Start of Given data
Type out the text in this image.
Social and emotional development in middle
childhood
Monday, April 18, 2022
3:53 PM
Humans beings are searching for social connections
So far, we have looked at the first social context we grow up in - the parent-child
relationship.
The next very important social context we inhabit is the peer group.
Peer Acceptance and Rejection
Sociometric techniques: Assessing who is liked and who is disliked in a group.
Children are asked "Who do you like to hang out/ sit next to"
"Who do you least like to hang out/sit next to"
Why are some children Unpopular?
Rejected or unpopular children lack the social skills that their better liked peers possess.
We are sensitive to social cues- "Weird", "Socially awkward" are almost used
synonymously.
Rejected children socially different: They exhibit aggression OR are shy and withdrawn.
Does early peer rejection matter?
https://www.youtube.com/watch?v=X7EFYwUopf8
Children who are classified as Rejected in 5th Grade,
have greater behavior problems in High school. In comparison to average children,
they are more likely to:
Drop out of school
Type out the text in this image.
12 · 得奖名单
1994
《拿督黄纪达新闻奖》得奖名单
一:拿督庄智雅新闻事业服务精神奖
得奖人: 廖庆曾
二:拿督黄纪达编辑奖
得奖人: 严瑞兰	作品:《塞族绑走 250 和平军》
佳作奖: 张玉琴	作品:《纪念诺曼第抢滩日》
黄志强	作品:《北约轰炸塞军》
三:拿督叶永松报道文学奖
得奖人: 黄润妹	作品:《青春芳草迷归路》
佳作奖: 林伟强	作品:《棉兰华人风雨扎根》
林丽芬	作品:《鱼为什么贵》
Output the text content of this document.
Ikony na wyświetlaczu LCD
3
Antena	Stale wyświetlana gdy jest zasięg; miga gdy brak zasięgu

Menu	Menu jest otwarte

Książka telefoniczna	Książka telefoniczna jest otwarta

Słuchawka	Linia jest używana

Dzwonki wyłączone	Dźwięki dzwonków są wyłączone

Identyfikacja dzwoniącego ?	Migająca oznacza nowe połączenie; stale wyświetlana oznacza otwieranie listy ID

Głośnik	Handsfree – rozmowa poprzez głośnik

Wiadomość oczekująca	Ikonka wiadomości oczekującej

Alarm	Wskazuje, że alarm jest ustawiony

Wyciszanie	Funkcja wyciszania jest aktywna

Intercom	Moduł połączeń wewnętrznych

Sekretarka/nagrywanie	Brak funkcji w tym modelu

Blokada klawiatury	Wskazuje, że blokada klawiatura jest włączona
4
End of Given data
The request.
Go over the records above line by line and count those holding the word "Rejected". Reply only with the number.

Response to the task.
3